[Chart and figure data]
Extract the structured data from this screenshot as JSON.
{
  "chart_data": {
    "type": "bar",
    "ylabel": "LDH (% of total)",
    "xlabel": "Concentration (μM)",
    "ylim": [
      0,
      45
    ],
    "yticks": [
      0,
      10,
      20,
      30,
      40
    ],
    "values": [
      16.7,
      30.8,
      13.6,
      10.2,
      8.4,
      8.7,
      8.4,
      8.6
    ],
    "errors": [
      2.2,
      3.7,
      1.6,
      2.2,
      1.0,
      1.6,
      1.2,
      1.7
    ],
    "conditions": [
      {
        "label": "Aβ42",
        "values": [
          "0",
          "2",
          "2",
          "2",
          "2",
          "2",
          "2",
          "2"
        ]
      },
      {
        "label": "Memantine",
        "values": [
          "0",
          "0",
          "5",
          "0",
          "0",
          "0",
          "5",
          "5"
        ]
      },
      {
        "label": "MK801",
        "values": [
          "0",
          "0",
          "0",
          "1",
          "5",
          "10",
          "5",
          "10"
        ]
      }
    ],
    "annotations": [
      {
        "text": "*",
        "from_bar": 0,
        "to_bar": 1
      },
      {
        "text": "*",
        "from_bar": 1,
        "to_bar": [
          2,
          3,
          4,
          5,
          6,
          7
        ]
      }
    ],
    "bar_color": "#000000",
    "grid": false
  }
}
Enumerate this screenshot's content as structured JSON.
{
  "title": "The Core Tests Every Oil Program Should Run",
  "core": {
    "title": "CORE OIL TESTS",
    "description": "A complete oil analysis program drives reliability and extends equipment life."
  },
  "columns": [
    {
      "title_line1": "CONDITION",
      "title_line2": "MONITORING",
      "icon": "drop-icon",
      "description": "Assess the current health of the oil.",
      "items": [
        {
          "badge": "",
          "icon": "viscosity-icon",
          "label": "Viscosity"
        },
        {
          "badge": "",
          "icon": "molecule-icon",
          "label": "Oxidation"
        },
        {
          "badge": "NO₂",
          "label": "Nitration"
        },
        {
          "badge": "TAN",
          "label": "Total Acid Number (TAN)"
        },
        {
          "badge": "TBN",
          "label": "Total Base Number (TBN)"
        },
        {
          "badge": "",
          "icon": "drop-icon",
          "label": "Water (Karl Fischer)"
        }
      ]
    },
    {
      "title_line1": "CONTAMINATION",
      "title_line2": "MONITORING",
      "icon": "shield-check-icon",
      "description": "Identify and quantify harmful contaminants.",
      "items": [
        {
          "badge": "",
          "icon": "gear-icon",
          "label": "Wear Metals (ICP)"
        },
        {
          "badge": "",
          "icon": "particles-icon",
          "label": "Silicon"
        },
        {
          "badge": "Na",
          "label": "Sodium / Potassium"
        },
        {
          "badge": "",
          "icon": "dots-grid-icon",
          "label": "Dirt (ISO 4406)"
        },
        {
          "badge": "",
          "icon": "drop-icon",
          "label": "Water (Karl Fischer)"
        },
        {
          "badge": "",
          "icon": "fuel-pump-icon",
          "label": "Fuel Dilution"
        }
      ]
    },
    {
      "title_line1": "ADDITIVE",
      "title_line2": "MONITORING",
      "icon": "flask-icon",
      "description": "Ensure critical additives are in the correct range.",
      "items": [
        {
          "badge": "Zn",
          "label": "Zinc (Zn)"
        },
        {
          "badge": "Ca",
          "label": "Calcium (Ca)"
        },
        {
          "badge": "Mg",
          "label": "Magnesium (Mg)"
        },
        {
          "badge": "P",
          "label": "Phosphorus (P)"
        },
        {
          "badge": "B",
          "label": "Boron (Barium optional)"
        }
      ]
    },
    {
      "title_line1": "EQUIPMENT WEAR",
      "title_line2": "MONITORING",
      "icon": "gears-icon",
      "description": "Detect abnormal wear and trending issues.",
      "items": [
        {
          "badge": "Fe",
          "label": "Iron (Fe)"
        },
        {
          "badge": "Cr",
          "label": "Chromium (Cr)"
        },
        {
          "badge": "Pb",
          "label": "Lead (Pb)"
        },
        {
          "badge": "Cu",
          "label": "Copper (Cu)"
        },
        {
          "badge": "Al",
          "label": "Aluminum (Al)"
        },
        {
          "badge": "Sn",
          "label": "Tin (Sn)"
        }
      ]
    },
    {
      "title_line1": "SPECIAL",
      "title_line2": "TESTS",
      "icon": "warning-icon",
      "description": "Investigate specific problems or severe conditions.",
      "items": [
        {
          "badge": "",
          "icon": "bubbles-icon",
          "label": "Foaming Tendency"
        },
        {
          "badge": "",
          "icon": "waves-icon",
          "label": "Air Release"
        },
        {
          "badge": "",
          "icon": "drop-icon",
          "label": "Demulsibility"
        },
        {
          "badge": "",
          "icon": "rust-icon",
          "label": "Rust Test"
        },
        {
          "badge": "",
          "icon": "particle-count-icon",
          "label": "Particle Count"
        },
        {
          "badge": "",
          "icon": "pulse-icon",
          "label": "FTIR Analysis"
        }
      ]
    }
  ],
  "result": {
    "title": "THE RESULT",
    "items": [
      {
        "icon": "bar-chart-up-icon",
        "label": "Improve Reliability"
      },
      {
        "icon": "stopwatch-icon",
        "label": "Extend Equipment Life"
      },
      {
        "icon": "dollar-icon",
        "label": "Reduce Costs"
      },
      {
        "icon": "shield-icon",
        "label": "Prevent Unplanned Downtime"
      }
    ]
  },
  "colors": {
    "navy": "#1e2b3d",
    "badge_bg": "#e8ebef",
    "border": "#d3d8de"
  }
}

* Required task
Find every line above that contains the word "this", and return each one.

* Response to the task
Extract the structured data from this screenshot as JSON.
Enumerate this screenshot's content as structured JSON.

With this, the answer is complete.